━━━ DATASET ROWS

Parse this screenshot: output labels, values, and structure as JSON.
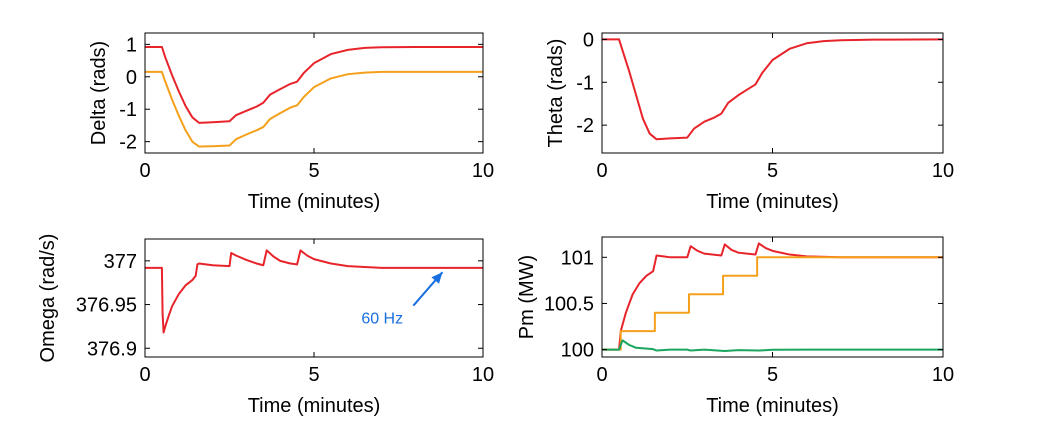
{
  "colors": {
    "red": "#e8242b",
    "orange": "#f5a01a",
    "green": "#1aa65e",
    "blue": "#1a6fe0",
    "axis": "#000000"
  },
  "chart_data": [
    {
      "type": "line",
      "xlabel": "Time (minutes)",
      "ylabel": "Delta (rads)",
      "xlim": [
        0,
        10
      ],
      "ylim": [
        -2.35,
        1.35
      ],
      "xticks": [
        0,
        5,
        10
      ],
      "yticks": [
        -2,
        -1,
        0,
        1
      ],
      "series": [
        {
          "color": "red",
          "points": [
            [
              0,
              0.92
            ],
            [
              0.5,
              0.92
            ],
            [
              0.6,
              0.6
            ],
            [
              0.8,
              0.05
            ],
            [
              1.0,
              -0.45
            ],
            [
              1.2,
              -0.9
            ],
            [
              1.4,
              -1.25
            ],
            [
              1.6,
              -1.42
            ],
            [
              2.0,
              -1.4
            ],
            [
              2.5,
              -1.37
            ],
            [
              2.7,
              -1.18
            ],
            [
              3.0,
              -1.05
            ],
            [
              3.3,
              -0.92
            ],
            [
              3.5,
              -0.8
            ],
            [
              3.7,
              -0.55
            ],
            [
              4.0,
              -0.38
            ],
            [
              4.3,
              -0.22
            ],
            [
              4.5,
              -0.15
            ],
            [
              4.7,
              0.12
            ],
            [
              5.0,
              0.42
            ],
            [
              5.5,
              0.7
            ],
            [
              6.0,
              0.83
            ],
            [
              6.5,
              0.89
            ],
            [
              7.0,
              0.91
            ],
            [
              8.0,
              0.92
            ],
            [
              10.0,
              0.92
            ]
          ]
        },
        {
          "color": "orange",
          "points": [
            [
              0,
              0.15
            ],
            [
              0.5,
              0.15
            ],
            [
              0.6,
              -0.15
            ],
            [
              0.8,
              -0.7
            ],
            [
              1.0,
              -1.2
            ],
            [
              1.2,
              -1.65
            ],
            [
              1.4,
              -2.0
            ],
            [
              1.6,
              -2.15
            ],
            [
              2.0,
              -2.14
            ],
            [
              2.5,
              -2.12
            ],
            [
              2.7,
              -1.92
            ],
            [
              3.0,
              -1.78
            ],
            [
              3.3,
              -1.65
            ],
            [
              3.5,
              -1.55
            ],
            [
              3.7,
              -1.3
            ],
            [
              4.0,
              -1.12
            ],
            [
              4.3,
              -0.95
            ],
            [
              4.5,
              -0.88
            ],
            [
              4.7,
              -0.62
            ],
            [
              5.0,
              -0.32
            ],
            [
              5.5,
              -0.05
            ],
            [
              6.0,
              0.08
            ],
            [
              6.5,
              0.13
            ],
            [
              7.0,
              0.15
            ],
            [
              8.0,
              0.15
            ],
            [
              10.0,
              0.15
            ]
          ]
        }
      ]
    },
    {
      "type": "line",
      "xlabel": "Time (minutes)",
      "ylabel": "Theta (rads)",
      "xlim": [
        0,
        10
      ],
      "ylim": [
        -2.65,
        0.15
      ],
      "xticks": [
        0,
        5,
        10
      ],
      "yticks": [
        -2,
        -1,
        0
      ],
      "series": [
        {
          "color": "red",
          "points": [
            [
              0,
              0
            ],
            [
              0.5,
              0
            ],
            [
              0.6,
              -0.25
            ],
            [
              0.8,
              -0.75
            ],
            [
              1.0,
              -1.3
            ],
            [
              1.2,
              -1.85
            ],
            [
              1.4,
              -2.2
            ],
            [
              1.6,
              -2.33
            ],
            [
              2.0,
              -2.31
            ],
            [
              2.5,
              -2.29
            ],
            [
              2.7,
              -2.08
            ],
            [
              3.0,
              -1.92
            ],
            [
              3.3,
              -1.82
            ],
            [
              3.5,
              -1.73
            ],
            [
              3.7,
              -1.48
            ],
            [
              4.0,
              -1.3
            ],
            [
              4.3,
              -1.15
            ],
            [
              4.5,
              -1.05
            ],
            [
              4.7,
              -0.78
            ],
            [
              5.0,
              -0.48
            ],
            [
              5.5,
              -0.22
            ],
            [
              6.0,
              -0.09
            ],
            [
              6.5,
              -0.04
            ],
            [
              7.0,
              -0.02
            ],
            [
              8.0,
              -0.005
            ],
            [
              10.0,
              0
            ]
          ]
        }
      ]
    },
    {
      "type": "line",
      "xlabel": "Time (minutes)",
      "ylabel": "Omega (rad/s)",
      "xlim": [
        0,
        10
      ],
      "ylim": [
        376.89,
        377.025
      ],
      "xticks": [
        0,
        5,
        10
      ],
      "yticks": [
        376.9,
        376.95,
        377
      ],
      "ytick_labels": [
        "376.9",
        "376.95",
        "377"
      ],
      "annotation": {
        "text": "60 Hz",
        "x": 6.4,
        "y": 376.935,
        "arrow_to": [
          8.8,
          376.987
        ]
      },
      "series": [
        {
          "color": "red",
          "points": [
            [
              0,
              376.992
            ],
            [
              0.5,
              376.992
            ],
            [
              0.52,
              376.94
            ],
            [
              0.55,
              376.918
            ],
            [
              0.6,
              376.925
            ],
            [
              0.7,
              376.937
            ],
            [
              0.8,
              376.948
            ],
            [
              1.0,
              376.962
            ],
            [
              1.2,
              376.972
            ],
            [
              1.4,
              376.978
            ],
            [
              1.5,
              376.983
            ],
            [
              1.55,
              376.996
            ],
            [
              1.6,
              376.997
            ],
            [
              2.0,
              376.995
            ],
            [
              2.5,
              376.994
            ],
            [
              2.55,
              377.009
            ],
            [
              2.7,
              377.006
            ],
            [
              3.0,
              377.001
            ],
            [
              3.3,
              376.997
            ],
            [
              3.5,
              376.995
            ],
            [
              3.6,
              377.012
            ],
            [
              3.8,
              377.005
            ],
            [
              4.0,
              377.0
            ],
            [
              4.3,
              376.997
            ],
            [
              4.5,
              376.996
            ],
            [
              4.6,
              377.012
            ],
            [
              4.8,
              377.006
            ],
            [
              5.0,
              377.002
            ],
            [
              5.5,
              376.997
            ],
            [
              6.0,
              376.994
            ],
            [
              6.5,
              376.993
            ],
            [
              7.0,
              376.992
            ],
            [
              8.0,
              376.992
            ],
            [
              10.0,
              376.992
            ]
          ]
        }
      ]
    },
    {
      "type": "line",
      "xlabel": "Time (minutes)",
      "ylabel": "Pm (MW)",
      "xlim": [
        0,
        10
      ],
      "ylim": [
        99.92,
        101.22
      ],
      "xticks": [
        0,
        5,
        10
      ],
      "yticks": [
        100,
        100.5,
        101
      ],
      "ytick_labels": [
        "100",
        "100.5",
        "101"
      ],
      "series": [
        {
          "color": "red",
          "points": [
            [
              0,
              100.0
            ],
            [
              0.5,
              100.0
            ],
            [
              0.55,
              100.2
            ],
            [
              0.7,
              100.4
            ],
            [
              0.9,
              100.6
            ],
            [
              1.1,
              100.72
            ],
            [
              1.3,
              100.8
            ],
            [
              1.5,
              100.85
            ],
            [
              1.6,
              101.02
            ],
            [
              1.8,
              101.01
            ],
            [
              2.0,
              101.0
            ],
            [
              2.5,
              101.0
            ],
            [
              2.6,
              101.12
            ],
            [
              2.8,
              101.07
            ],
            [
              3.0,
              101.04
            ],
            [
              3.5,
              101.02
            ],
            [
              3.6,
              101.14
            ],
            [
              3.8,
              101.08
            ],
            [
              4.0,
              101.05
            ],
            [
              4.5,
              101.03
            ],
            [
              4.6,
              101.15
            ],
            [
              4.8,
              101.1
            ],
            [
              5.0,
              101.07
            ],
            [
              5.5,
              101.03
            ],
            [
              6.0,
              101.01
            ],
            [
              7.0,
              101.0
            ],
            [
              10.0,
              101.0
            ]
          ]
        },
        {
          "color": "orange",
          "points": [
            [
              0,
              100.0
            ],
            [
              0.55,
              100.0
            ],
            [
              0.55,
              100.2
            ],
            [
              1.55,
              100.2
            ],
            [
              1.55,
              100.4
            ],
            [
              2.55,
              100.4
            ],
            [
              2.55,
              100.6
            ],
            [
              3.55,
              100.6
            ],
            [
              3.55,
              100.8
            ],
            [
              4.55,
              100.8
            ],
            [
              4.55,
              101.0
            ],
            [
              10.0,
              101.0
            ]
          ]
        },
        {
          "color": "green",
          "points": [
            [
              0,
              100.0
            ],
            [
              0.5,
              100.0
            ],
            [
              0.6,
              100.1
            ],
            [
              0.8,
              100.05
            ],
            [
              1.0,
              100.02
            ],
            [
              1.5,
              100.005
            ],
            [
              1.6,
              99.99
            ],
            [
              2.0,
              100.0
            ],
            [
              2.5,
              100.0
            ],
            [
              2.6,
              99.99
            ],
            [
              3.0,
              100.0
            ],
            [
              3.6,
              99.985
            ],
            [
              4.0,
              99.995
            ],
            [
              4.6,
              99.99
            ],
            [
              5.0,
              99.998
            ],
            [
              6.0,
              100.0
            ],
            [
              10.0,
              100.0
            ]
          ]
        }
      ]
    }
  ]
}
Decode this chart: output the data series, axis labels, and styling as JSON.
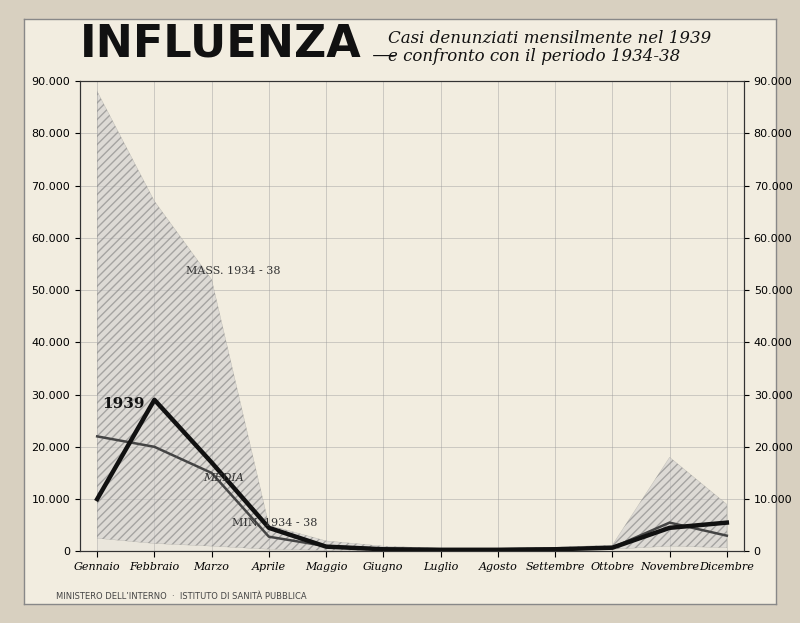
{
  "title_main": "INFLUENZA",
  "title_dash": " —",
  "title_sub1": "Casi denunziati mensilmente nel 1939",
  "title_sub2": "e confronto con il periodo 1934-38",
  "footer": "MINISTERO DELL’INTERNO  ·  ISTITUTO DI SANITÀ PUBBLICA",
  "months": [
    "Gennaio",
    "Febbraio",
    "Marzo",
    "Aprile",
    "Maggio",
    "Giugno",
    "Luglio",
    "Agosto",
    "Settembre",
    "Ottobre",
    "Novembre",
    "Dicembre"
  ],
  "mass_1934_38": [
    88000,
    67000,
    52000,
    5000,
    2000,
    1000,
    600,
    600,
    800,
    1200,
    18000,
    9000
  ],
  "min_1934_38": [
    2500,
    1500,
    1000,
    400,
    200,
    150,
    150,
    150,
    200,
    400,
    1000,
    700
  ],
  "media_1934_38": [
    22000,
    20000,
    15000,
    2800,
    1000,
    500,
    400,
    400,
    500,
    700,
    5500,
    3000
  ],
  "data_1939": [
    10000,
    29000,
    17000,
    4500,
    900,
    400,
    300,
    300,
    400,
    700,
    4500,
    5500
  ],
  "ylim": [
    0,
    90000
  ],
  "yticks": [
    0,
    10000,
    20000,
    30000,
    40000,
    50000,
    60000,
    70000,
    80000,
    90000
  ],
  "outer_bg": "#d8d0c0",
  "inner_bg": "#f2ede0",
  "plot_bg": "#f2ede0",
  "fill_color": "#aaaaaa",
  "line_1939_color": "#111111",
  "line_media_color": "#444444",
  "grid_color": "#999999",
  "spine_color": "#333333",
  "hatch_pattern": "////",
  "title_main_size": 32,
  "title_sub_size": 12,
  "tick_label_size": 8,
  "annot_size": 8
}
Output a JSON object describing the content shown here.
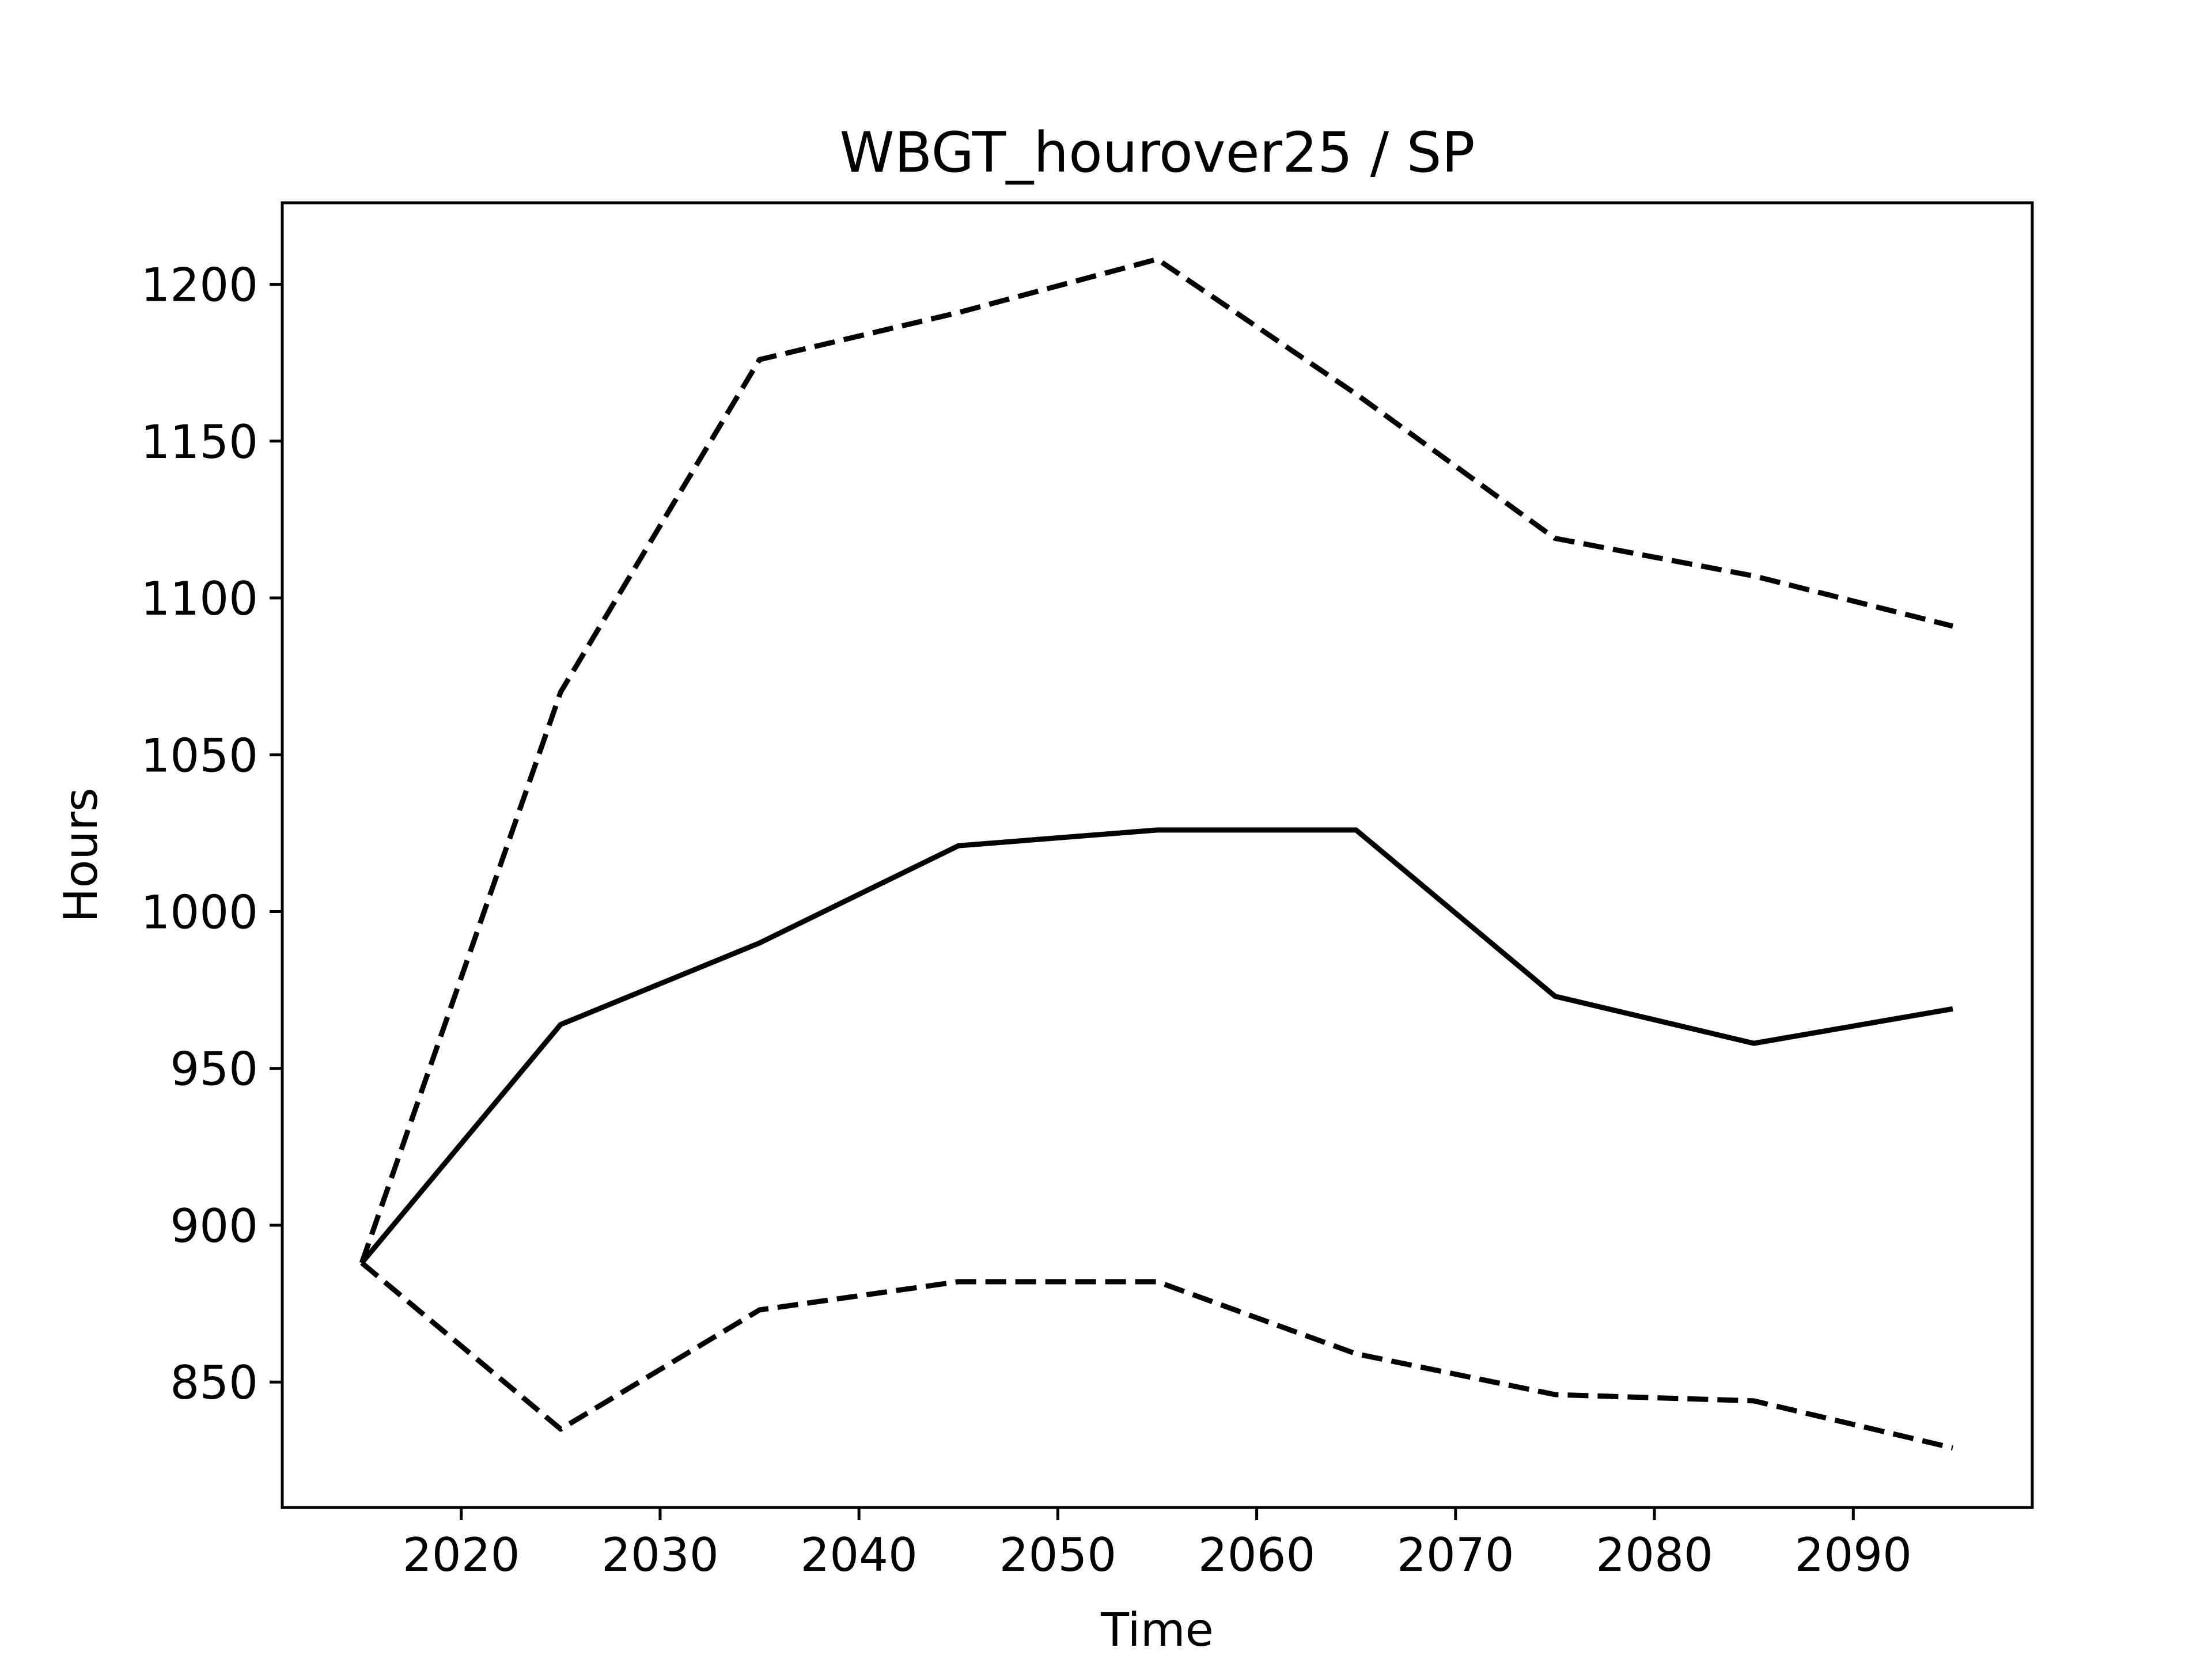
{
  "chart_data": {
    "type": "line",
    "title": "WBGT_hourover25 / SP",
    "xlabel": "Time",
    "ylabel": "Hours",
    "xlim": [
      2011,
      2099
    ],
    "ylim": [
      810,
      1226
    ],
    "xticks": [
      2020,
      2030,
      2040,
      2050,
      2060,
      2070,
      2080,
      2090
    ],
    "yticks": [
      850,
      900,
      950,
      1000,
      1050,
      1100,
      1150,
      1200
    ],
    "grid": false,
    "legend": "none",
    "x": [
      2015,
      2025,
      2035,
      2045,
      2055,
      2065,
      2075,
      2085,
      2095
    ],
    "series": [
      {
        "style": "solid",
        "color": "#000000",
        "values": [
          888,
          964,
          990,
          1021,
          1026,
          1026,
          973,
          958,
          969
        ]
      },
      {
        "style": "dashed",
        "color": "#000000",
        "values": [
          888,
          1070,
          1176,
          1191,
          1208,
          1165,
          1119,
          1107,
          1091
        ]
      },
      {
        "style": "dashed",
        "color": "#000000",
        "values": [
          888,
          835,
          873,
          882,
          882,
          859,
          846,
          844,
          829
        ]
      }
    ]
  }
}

━━━━━━

[GOAL]
Select, from the listing, all lines that include the word "ylabel".

[TASK ANSWER]
      "ylabel": "Delta (rads)",
      "ylabel": "Theta (rads)",
      "ylabel": "Omega (rad/s)",
      "ylabel": "Pm (MW)",
    "ylabel": "Hours",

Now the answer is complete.